# Material:

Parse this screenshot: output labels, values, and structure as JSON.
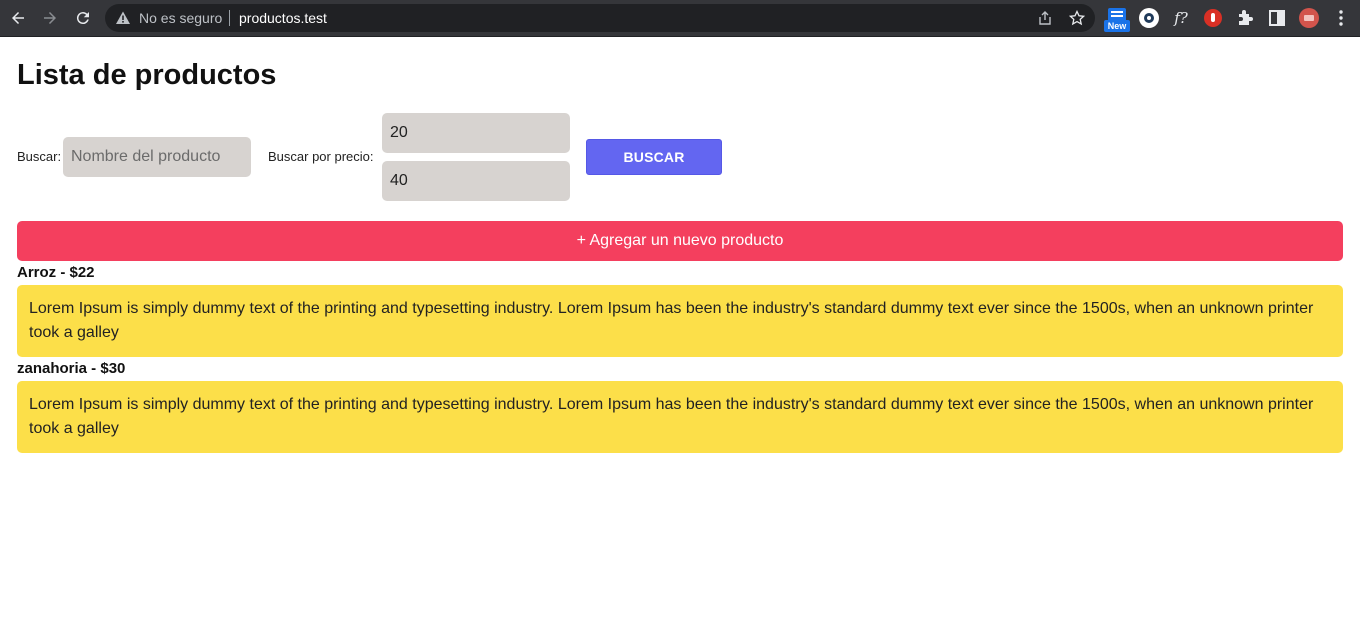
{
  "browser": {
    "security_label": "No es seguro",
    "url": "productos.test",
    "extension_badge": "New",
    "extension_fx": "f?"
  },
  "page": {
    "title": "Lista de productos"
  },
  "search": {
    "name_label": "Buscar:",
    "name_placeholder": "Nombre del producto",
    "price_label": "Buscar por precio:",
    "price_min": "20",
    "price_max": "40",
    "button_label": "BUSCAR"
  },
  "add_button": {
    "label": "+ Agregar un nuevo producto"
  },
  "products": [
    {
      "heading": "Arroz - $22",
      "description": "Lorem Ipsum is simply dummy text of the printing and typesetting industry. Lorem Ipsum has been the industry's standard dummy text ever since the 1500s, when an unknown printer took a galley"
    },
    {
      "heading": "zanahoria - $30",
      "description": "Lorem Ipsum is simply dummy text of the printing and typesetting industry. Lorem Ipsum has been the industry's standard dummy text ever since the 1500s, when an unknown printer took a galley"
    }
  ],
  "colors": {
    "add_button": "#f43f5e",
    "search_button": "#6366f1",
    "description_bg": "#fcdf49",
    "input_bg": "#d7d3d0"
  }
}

# Your goal:
Quote the entries above word for word. Leave the images out.

# Problem solution:
Parse this screenshot: output labels, values, and structure as JSON.
{
  "browser": {
    "security_label": "No es seguro",
    "url": "productos.test",
    "extension_badge": "New",
    "extension_fx": "f?"
  },
  "page": {
    "title": "Lista de productos"
  },
  "search": {
    "name_label": "Buscar:",
    "name_placeholder": "Nombre del producto",
    "price_label": "Buscar por precio:",
    "price_min": "20",
    "price_max": "40",
    "button_label": "BUSCAR"
  },
  "add_button": {
    "label": "+ Agregar un nuevo producto"
  },
  "products": [
    {
      "heading": "Arroz - $22",
      "description": "Lorem Ipsum is simply dummy text of the printing and typesetting industry. Lorem Ipsum has been the industry's standard dummy text ever since the 1500s, when an unknown printer took a galley"
    },
    {
      "heading": "zanahoria - $30",
      "description": "Lorem Ipsum is simply dummy text of the printing and typesetting industry. Lorem Ipsum has been the industry's standard dummy text ever since the 1500s, when an unknown printer took a galley"
    }
  ],
  "colors": {
    "add_button": "#f43f5e",
    "search_button": "#6366f1",
    "description_bg": "#fcdf49",
    "input_bg": "#d7d3d0"
  }
}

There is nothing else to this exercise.